Leave the pictures out and quote only the lines from the one with "Read this page and output its text content." down to the end of the listing below.

[Part of a data file]
····················

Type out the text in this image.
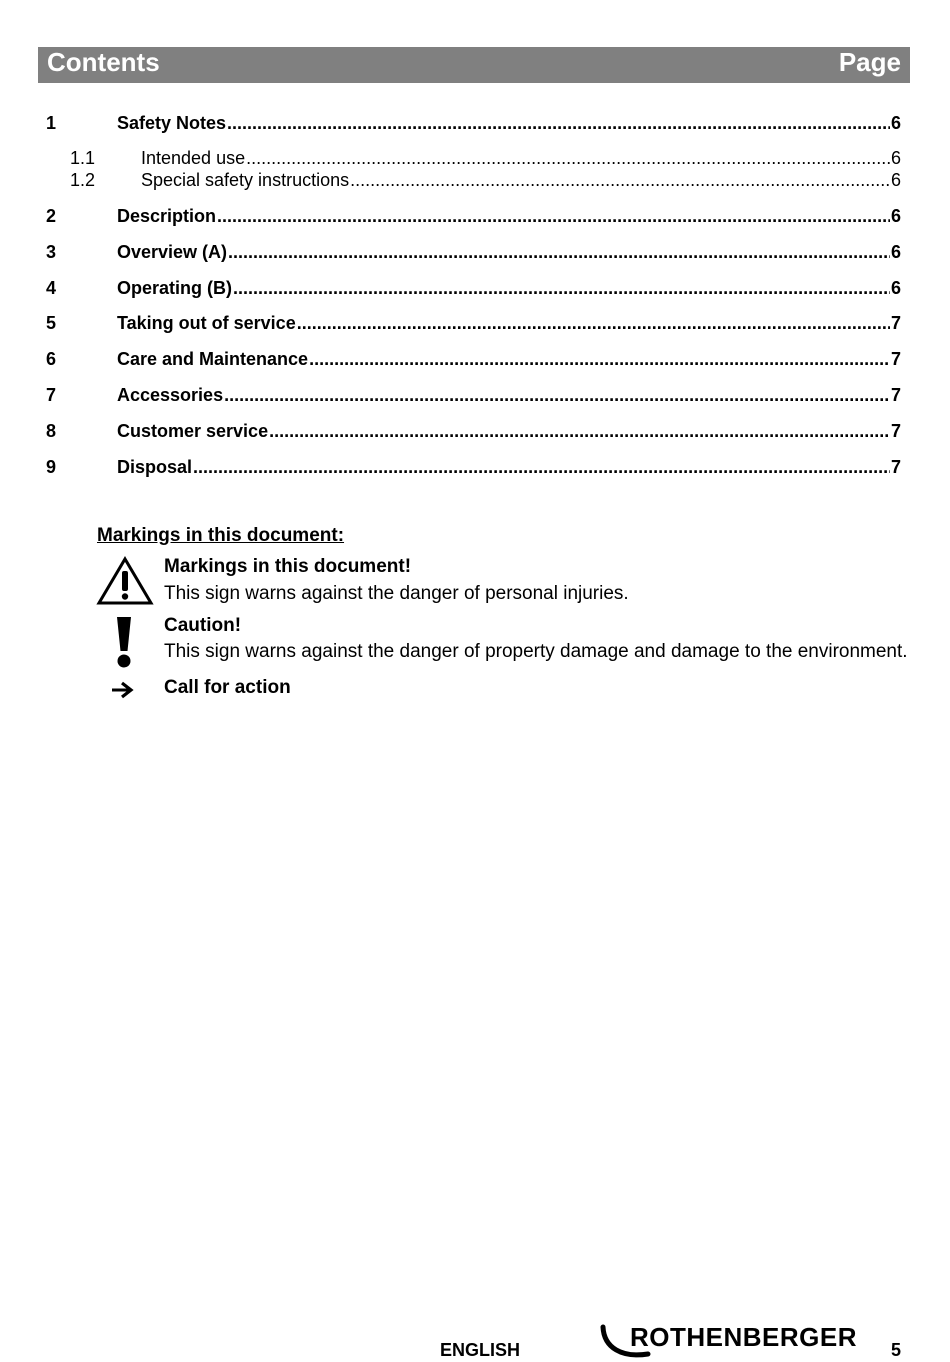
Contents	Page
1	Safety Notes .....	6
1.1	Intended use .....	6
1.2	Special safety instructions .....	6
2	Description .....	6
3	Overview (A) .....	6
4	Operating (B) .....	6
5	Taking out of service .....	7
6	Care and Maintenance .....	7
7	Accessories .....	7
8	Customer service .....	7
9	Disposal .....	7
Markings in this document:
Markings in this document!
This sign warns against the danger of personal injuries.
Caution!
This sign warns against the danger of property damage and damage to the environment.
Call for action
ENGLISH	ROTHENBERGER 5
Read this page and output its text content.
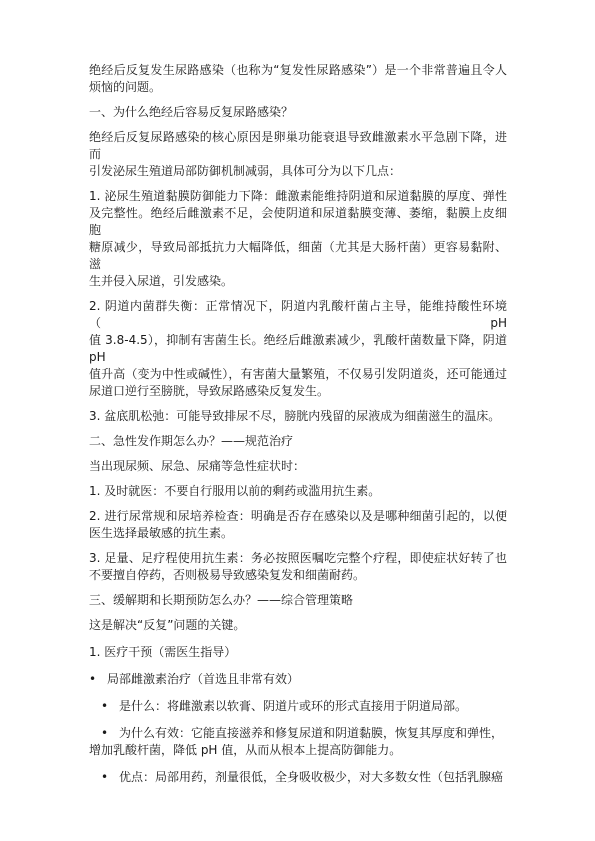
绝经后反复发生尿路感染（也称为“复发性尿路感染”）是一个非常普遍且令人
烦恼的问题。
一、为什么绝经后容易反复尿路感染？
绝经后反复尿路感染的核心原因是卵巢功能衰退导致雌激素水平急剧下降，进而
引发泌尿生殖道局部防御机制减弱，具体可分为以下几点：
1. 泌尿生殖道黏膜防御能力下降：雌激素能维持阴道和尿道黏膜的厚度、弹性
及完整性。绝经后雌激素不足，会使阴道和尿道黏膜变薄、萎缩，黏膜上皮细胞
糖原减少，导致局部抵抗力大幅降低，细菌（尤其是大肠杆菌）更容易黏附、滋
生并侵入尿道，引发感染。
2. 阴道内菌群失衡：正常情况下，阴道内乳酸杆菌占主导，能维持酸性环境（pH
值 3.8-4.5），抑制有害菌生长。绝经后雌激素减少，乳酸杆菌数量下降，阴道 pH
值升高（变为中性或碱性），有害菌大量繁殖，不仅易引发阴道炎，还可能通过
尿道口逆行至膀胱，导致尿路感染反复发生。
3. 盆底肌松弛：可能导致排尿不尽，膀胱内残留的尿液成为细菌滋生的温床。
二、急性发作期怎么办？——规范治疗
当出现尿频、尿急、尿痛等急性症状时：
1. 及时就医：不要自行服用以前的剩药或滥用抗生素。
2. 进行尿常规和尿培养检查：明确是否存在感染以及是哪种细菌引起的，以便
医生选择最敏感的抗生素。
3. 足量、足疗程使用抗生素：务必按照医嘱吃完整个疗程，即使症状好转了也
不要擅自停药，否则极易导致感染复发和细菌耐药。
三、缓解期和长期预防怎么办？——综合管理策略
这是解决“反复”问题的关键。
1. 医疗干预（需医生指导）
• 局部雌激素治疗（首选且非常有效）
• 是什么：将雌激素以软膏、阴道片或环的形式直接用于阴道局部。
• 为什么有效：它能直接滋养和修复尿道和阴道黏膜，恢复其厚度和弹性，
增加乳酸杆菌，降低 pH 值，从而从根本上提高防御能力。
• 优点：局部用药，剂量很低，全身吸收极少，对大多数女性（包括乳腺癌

····················

- **SOLUTION TO THE EXERCISE**:
Read this page and output its text content.
绝经后反复发生尿路感染（也称为“复发性尿路感染”）是一个非常普遍且令人
烦恼的问题。
一、为什么绝经后容易反复尿路感染？
绝经后反复尿路感染的核心原因是卵巢功能衰退导致雌激素水平急剧下降，进而
引发泌尿生殖道局部防御机制减弱，具体可分为以下几点：
1. 泌尿生殖道黏膜防御能力下降：雌激素能维持阴道和尿道黏膜的厚度、弹性
及完整性。绝经后雌激素不足，会使阴道和尿道黏膜变薄、萎缩，黏膜上皮细胞
糖原减少，导致局部抵抗力大幅降低，细菌（尤其是大肠杆菌）更容易黏附、滋
生并侵入尿道，引发感染。
2. 阴道内菌群失衡：正常情况下，阴道内乳酸杆菌占主导，能维持酸性环境（pH
值 3.8-4.5），抑制有害菌生长。绝经后雌激素减少，乳酸杆菌数量下降，阴道 pH
值升高（变为中性或碱性），有害菌大量繁殖，不仅易引发阴道炎，还可能通过
尿道口逆行至膀胱，导致尿路感染反复发生。
3. 盆底肌松弛：可能导致排尿不尽，膀胱内残留的尿液成为细菌滋生的温床。
二、急性发作期怎么办？——规范治疗
当出现尿频、尿急、尿痛等急性症状时：
1. 及时就医：不要自行服用以前的剩药或滥用抗生素。
2. 进行尿常规和尿培养检查：明确是否存在感染以及是哪种细菌引起的，以便
医生选择最敏感的抗生素。
3. 足量、足疗程使用抗生素：务必按照医嘱吃完整个疗程，即使症状好转了也
不要擅自停药，否则极易导致感染复发和细菌耐药。
三、缓解期和长期预防怎么办？——综合管理策略
这是解决“反复”问题的关键。
1. 医疗干预（需医生指导）
• 局部雌激素治疗（首选且非常有效）
• 是什么：将雌激素以软膏、阴道片或环的形式直接用于阴道局部。
• 为什么有效：它能直接滋养和修复尿道和阴道黏膜，恢复其厚度和弹性，
增加乳酸杆菌，降低 pH 值，从而从根本上提高防御能力。
• 优点：局部用药，剂量很低，全身吸收极少，对大多数女性（包括乳腺癌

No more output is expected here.